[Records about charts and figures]
● ● ● ●
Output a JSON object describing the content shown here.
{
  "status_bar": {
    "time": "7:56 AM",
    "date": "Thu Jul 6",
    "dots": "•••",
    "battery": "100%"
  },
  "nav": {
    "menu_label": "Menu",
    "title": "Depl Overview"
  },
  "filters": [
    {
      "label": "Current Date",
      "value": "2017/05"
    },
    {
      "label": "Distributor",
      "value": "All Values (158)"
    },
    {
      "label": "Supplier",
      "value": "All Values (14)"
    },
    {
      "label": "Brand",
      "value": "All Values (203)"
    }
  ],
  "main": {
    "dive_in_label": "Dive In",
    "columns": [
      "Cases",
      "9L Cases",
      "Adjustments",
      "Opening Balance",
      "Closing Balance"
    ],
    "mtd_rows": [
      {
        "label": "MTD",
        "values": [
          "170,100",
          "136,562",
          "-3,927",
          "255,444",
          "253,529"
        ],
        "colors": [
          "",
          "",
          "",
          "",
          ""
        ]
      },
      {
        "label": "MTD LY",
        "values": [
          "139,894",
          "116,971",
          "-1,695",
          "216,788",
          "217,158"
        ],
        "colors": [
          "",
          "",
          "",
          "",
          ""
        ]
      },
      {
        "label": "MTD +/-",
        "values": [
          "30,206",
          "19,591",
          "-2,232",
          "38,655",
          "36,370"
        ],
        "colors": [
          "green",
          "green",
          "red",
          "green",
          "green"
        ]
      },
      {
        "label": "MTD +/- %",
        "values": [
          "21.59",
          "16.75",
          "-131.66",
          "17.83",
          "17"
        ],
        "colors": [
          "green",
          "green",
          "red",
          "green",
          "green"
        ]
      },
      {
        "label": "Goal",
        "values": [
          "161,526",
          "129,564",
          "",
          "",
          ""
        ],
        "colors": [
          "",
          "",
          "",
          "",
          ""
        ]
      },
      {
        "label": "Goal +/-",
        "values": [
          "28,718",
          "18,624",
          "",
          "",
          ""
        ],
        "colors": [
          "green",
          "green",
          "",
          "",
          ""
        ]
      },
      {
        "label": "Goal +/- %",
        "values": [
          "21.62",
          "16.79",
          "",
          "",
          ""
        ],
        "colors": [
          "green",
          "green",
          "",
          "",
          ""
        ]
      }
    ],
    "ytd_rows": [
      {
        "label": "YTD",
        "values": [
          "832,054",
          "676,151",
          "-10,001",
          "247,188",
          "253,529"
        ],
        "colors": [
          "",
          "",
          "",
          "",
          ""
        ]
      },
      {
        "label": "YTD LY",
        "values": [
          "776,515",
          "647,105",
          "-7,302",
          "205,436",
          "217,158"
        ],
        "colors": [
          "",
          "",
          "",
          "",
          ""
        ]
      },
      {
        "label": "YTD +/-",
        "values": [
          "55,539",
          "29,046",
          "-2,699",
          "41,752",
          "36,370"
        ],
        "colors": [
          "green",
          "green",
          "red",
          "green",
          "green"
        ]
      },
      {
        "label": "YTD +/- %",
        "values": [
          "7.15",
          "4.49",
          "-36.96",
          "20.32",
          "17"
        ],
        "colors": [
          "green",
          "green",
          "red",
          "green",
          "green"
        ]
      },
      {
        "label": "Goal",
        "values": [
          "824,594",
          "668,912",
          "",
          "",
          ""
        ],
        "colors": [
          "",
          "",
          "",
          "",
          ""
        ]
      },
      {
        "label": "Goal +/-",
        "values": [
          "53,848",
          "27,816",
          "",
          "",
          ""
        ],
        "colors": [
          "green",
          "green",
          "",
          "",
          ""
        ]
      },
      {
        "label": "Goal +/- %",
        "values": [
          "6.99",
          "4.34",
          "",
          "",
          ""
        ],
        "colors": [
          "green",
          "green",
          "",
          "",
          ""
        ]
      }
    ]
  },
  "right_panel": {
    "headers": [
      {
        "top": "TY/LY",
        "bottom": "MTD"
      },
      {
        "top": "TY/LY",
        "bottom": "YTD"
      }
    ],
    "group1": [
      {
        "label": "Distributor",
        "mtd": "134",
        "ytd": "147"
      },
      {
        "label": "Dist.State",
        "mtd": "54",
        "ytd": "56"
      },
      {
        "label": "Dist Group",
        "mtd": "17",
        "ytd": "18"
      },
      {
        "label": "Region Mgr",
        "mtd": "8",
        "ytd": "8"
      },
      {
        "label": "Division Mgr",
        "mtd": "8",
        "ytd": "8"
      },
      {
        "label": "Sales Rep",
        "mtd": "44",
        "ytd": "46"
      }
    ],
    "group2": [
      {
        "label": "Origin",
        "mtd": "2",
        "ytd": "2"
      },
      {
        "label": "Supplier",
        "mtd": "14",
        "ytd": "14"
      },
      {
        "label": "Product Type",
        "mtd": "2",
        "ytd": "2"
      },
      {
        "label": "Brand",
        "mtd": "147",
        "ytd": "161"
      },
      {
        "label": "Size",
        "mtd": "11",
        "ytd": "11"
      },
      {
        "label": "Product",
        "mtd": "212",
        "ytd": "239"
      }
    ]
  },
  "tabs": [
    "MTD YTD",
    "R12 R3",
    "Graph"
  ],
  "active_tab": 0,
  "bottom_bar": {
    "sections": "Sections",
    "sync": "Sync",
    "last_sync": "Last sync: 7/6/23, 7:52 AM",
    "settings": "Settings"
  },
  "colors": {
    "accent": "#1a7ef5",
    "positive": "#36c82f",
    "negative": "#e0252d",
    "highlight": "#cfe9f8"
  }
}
● ● ● ●
▶ [Task to carry out]:
Give the records above again, word for word.

▶ [Solution to this task]:
Output a JSON object describing the content shown here.
{
  "status_bar": {
    "time": "7:56 AM",
    "date": "Thu Jul 6",
    "dots": "•••",
    "battery": "100%"
  },
  "nav": {
    "menu_label": "Menu",
    "title": "Depl Overview"
  },
  "filters": [
    {
      "label": "Current Date",
      "value": "2017/05"
    },
    {
      "label": "Distributor",
      "value": "All Values (158)"
    },
    {
      "label": "Supplier",
      "value": "All Values (14)"
    },
    {
      "label": "Brand",
      "value": "All Values (203)"
    }
  ],
  "main": {
    "dive_in_label": "Dive In",
    "columns": [
      "Cases",
      "9L Cases",
      "Adjustments",
      "Opening Balance",
      "Closing Balance"
    ],
    "mtd_rows": [
      {
        "label": "MTD",
        "values": [
          "170,100",
          "136,562",
          "-3,927",
          "255,444",
          "253,529"
        ],
        "colors": [
          "",
          "",
          "",
          "",
          ""
        ]
      },
      {
        "label": "MTD LY",
        "values": [
          "139,894",
          "116,971",
          "-1,695",
          "216,788",
          "217,158"
        ],
        "colors": [
          "",
          "",
          "",
          "",
          ""
        ]
      },
      {
        "label": "MTD +/-",
        "values": [
          "30,206",
          "19,591",
          "-2,232",
          "38,655",
          "36,370"
        ],
        "colors": [
          "green",
          "green",
          "red",
          "green",
          "green"
        ]
      },
      {
        "label": "MTD +/- %",
        "values": [
          "21.59",
          "16.75",
          "-131.66",
          "17.83",
          "17"
        ],
        "colors": [
          "green",
          "green",
          "red",
          "green",
          "green"
        ]
      },
      {
        "label": "Goal",
        "values": [
          "161,526",
          "129,564",
          "",
          "",
          ""
        ],
        "colors": [
          "",
          "",
          "",
          "",
          ""
        ]
      },
      {
        "label": "Goal +/-",
        "values": [
          "28,718",
          "18,624",
          "",
          "",
          ""
        ],
        "colors": [
          "green",
          "green",
          "",
          "",
          ""
        ]
      },
      {
        "label": "Goal +/- %",
        "values": [
          "21.62",
          "16.79",
          "",
          "",
          ""
        ],
        "colors": [
          "green",
          "green",
          "",
          "",
          ""
        ]
      }
    ],
    "ytd_rows": [
      {
        "label": "YTD",
        "values": [
          "832,054",
          "676,151",
          "-10,001",
          "247,188",
          "253,529"
        ],
        "colors": [
          "",
          "",
          "",
          "",
          ""
        ]
      },
      {
        "label": "YTD LY",
        "values": [
          "776,515",
          "647,105",
          "-7,302",
          "205,436",
          "217,158"
        ],
        "colors": [
          "",
          "",
          "",
          "",
          ""
        ]
      },
      {
        "label": "YTD +/-",
        "values": [
          "55,539",
          "29,046",
          "-2,699",
          "41,752",
          "36,370"
        ],
        "colors": [
          "green",
          "green",
          "red",
          "green",
          "green"
        ]
      },
      {
        "label": "YTD +/- %",
        "values": [
          "7.15",
          "4.49",
          "-36.96",
          "20.32",
          "17"
        ],
        "colors": [
          "green",
          "green",
          "red",
          "green",
          "green"
        ]
      },
      {
        "label": "Goal",
        "values": [
          "824,594",
          "668,912",
          "",
          "",
          ""
        ],
        "colors": [
          "",
          "",
          "",
          "",
          ""
        ]
      },
      {
        "label": "Goal +/-",
        "values": [
          "53,848",
          "27,816",
          "",
          "",
          ""
        ],
        "colors": [
          "green",
          "green",
          "",
          "",
          ""
        ]
      },
      {
        "label": "Goal +/- %",
        "values": [
          "6.99",
          "4.34",
          "",
          "",
          ""
        ],
        "colors": [
          "green",
          "green",
          "",
          "",
          ""
        ]
      }
    ]
  },
  "right_panel": {
    "headers": [
      {
        "top": "TY/LY",
        "bottom": "MTD"
      },
      {
        "top": "TY/LY",
        "bottom": "YTD"
      }
    ],
    "group1": [
      {
        "label": "Distributor",
        "mtd": "134",
        "ytd": "147"
      },
      {
        "label": "Dist.State",
        "mtd": "54",
        "ytd": "56"
      },
      {
        "label": "Dist Group",
        "mtd": "17",
        "ytd": "18"
      },
      {
        "label": "Region Mgr",
        "mtd": "8",
        "ytd": "8"
      },
      {
        "label": "Division Mgr",
        "mtd": "8",
        "ytd": "8"
      },
      {
        "label": "Sales Rep",
        "mtd": "44",
        "ytd": "46"
      }
    ],
    "group2": [
      {
        "label": "Origin",
        "mtd": "2",
        "ytd": "2"
      },
      {
        "label": "Supplier",
        "mtd": "14",
        "ytd": "14"
      },
      {
        "label": "Product Type",
        "mtd": "2",
        "ytd": "2"
      },
      {
        "label": "Brand",
        "mtd": "147",
        "ytd": "161"
      },
      {
        "label": "Size",
        "mtd": "11",
        "ytd": "11"
      },
      {
        "label": "Product",
        "mtd": "212",
        "ytd": "239"
      }
    ]
  },
  "tabs": [
    "MTD YTD",
    "R12 R3",
    "Graph"
  ],
  "active_tab": 0,
  "bottom_bar": {
    "sections": "Sections",
    "sync": "Sync",
    "last_sync": "Last sync: 7/6/23, 7:52 AM",
    "settings": "Settings"
  },
  "colors": {
    "accent": "#1a7ef5",
    "positive": "#36c82f",
    "negative": "#e0252d",
    "highlight": "#cfe9f8"
  }
}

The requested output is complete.